§ DATA SUPPLIED
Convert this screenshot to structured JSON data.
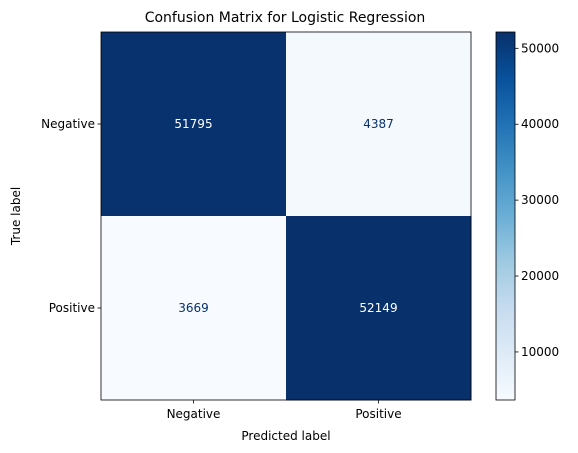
{
  "chart_data": {
    "type": "heatmap",
    "title": "Confusion Matrix for Logistic Regression",
    "xlabel": "Predicted label",
    "ylabel": "True label",
    "x_categories": [
      "Negative",
      "Positive"
    ],
    "y_categories": [
      "Negative",
      "Positive"
    ],
    "values": [
      [
        51795,
        4387
      ],
      [
        3669,
        52149
      ]
    ],
    "value_labels": [
      [
        "51795",
        "4387"
      ],
      [
        "3669",
        "52149"
      ]
    ],
    "colormap": "Blues",
    "colorbar": {
      "range": [
        3669,
        52149
      ],
      "ticks": [
        10000,
        20000,
        30000,
        40000,
        50000
      ],
      "tick_labels": [
        "10000",
        "20000",
        "30000",
        "40000",
        "50000"
      ]
    },
    "grid": false,
    "text_colors": {
      "on_dark": "#ffffff",
      "on_light": "#08306b"
    }
  }
}
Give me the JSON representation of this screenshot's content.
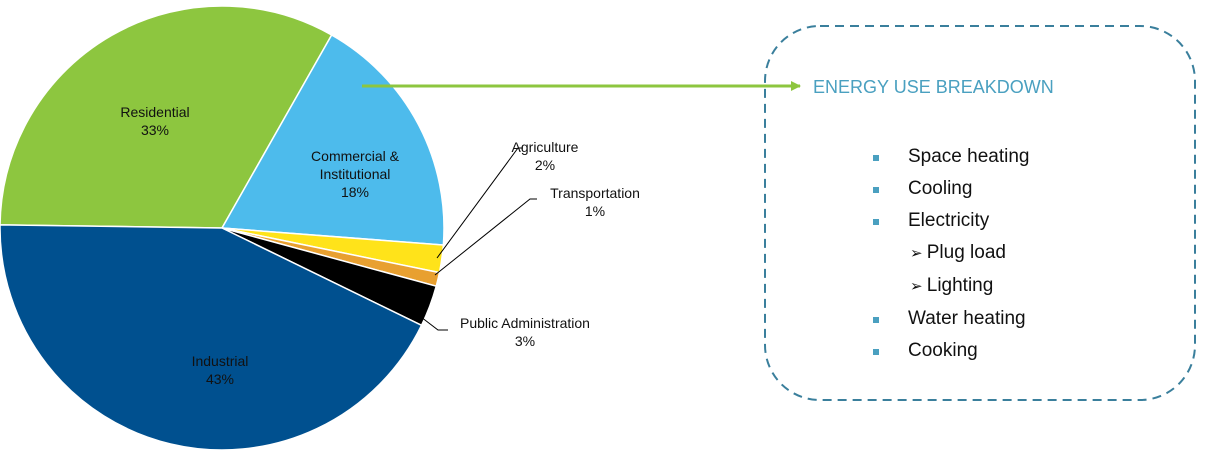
{
  "chart_data": {
    "type": "pie",
    "categories": [
      "Residential",
      "Commercial & Institutional",
      "Agriculture",
      "Transportation",
      "Public Administration",
      "Industrial"
    ],
    "values": [
      33,
      18,
      2,
      1,
      3,
      43
    ],
    "value_labels": [
      "33%",
      "18%",
      "2%",
      "1%",
      "3%",
      "43%"
    ],
    "colors": [
      "#8dc63f",
      "#4dbbec",
      "#ffe31a",
      "#e8a030",
      "#000000",
      "#00508f"
    ]
  },
  "annotation": {
    "title": "ENERGY USE BREAKDOWN",
    "items": [
      {
        "label": "Space heating"
      },
      {
        "label": "Cooling"
      },
      {
        "label": "Electricity",
        "subitems": [
          "Plug load",
          "Lighting"
        ]
      },
      {
        "label": "Water heating"
      },
      {
        "label": "Cooking"
      }
    ]
  }
}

§ PROBLEM DESCRIPTION
Leave the pictures out, and transcribe each of the records exactly.

§ FULL RESPONSE
Convert this screenshot to structured JSON data.
{
  "chart_data": {
    "type": "heatmap",
    "title": "Confusion Matrix for Logistic Regression",
    "xlabel": "Predicted label",
    "ylabel": "True label",
    "x_categories": [
      "Negative",
      "Positive"
    ],
    "y_categories": [
      "Negative",
      "Positive"
    ],
    "values": [
      [
        51795,
        4387
      ],
      [
        3669,
        52149
      ]
    ],
    "value_labels": [
      [
        "51795",
        "4387"
      ],
      [
        "3669",
        "52149"
      ]
    ],
    "colormap": "Blues",
    "colorbar": {
      "range": [
        3669,
        52149
      ],
      "ticks": [
        10000,
        20000,
        30000,
        40000,
        50000
      ],
      "tick_labels": [
        "10000",
        "20000",
        "30000",
        "40000",
        "50000"
      ]
    },
    "grid": false,
    "text_colors": {
      "on_dark": "#ffffff",
      "on_light": "#08306b"
    }
  }
}
Give me the JSON representation of this screenshot's content.
{
  "chart_data": {
    "type": "pie",
    "categories": [
      "Residential",
      "Commercial & Institutional",
      "Agriculture",
      "Transportation",
      "Public Administration",
      "Industrial"
    ],
    "values": [
      33,
      18,
      2,
      1,
      3,
      43
    ],
    "value_labels": [
      "33%",
      "18%",
      "2%",
      "1%",
      "3%",
      "43%"
    ],
    "colors": [
      "#8dc63f",
      "#4dbbec",
      "#ffe31a",
      "#e8a030",
      "#000000",
      "#00508f"
    ]
  },
  "annotation": {
    "title": "ENERGY USE BREAKDOWN",
    "items": [
      {
        "label": "Space heating"
      },
      {
        "label": "Cooling"
      },
      {
        "label": "Electricity",
        "subitems": [
          "Plug load",
          "Lighting"
        ]
      },
      {
        "label": "Water heating"
      },
      {
        "label": "Cooking"
      }
    ]
  }
}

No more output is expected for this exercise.